▶ **DATA SUPPLIED**:
····················
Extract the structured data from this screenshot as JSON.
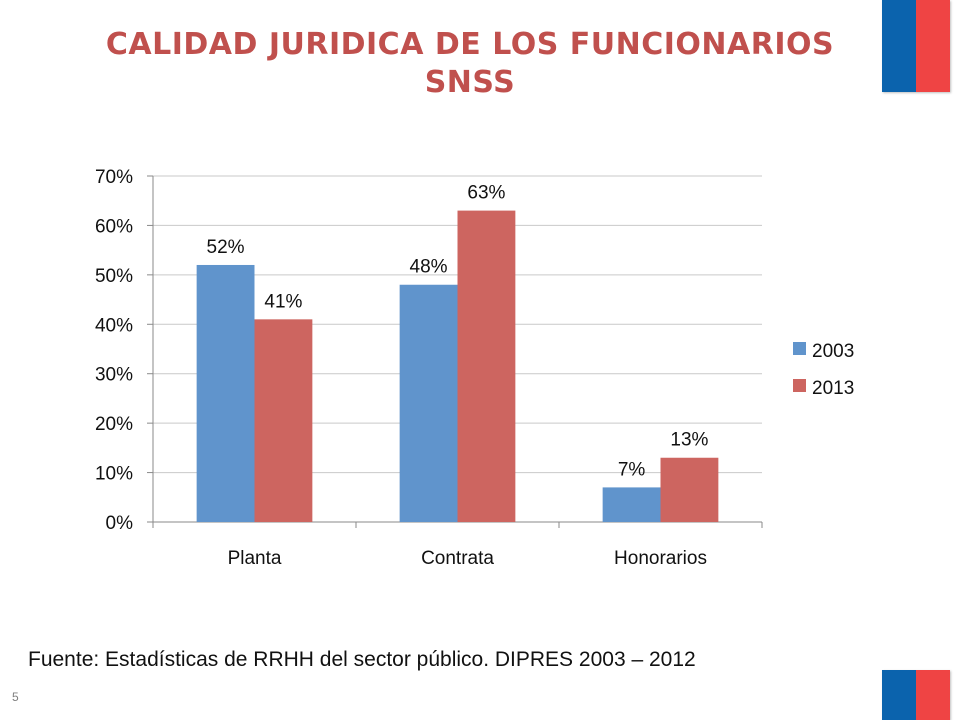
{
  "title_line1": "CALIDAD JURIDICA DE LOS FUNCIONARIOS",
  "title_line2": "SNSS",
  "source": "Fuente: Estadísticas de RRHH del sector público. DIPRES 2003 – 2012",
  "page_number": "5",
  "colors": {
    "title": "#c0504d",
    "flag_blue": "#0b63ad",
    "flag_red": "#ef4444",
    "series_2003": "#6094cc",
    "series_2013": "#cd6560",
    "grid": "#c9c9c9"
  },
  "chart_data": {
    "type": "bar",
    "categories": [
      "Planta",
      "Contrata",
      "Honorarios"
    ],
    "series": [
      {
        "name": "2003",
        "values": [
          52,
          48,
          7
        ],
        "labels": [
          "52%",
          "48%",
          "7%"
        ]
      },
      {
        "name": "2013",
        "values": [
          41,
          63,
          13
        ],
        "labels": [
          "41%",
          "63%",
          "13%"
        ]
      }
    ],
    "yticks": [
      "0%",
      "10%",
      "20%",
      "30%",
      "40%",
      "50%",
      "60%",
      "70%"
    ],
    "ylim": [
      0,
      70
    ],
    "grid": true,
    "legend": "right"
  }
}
····················
▶ **SHORT EXERCISE**: Would you return the data exactly as written, without the pictures?

▶ **ANSWER FOR THE TASK**:
Extract the structured data from this screenshot as JSON.
{
  "title_line1": "CALIDAD JURIDICA DE LOS FUNCIONARIOS",
  "title_line2": "SNSS",
  "source": "Fuente: Estadísticas de RRHH del sector público. DIPRES 2003 – 2012",
  "page_number": "5",
  "colors": {
    "title": "#c0504d",
    "flag_blue": "#0b63ad",
    "flag_red": "#ef4444",
    "series_2003": "#6094cc",
    "series_2013": "#cd6560",
    "grid": "#c9c9c9"
  },
  "chart_data": {
    "type": "bar",
    "categories": [
      "Planta",
      "Contrata",
      "Honorarios"
    ],
    "series": [
      {
        "name": "2003",
        "values": [
          52,
          48,
          7
        ],
        "labels": [
          "52%",
          "48%",
          "7%"
        ]
      },
      {
        "name": "2013",
        "values": [
          41,
          63,
          13
        ],
        "labels": [
          "41%",
          "63%",
          "13%"
        ]
      }
    ],
    "yticks": [
      "0%",
      "10%",
      "20%",
      "30%",
      "40%",
      "50%",
      "60%",
      "70%"
    ],
    "ylim": [
      0,
      70
    ],
    "grid": true,
    "legend": "right"
  }
}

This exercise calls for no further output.